→ Work required:
Give the number of lines that include the word "Content", nothing more.

→ Data provided:
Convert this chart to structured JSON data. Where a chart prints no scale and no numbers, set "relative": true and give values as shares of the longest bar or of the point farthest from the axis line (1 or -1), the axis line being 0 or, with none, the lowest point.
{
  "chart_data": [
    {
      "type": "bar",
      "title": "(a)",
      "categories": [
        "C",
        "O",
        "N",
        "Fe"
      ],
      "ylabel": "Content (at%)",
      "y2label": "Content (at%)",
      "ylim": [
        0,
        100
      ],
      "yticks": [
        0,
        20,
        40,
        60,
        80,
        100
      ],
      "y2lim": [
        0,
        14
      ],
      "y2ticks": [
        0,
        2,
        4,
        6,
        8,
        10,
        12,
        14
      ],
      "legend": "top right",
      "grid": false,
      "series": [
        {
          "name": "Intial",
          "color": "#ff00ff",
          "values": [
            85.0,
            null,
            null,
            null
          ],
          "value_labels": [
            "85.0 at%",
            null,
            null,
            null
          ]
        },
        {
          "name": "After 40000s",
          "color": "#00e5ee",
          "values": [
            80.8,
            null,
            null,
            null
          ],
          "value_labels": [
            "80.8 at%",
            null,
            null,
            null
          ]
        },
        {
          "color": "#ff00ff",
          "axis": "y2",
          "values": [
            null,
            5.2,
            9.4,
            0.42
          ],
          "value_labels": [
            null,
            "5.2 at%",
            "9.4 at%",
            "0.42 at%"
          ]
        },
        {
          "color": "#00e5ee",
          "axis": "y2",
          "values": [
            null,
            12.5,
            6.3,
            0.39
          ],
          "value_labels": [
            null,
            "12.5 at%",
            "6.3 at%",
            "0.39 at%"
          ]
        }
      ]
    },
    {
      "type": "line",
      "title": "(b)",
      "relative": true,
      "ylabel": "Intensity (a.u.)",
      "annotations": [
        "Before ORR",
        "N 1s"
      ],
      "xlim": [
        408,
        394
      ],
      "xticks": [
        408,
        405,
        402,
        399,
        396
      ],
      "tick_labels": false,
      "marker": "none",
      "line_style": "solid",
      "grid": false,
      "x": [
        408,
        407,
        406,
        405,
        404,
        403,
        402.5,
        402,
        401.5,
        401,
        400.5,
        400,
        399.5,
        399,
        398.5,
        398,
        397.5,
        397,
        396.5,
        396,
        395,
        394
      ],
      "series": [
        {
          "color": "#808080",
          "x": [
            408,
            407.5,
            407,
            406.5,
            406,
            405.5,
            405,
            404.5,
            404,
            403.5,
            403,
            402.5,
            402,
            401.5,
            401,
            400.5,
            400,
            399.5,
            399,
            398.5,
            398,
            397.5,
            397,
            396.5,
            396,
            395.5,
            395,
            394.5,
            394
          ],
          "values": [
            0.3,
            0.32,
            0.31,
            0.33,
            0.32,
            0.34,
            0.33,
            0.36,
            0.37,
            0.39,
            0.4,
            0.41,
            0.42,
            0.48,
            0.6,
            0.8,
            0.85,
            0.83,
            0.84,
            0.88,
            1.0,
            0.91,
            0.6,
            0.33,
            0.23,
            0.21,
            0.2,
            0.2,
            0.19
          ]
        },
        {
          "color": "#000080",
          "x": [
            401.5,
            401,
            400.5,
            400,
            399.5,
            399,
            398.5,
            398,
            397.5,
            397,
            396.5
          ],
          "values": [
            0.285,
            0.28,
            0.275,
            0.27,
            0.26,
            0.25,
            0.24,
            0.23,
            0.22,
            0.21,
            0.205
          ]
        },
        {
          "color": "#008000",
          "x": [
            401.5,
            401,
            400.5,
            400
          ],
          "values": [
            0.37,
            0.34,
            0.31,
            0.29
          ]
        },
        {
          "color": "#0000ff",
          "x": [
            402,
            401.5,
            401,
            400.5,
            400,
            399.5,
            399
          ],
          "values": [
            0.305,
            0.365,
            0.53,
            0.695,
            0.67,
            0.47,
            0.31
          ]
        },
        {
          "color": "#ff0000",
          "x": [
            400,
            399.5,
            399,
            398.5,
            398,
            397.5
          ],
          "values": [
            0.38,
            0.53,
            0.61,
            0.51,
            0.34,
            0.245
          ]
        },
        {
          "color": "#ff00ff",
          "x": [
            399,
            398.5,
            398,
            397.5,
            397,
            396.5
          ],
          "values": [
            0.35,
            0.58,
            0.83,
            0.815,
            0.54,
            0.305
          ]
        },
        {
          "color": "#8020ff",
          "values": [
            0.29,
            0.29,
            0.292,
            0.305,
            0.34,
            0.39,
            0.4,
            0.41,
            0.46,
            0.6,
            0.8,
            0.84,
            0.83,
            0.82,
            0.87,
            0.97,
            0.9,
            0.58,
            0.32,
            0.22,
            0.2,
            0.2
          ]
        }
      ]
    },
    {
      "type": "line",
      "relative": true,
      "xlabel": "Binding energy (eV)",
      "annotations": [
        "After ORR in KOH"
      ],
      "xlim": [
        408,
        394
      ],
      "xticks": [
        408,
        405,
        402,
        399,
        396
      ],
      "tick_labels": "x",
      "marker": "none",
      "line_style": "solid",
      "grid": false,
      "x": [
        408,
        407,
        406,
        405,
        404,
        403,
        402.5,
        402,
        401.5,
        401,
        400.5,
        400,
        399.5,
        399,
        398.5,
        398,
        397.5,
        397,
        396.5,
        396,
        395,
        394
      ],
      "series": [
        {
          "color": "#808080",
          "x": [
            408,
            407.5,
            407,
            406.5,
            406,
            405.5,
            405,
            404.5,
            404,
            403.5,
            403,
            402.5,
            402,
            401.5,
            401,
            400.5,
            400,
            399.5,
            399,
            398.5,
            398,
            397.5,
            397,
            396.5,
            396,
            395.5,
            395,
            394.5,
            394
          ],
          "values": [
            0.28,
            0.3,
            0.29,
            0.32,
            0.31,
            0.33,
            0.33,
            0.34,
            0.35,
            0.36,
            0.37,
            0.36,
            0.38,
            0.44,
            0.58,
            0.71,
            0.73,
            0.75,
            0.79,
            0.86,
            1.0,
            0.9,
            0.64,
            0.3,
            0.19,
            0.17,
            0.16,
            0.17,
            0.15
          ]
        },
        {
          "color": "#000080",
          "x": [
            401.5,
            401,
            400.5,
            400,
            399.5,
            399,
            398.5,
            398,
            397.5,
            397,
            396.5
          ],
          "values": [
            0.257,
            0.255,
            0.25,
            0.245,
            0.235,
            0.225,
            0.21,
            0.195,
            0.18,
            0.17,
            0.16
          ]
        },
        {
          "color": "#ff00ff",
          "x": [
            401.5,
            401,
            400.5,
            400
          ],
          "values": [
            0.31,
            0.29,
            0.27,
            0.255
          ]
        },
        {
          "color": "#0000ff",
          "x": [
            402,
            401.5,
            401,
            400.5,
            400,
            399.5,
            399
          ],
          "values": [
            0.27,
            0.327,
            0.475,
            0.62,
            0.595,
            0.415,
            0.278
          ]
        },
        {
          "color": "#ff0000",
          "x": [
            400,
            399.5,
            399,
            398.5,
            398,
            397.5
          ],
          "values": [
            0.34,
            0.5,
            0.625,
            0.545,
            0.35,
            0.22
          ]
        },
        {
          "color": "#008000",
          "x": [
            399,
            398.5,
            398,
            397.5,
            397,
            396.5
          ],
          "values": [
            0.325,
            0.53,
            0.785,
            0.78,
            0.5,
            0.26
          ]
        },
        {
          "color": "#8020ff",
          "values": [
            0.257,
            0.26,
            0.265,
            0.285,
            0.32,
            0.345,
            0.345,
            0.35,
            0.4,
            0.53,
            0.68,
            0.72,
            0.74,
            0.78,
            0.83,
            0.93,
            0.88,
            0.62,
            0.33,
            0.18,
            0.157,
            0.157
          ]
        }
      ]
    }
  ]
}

→ Finished exercise:
2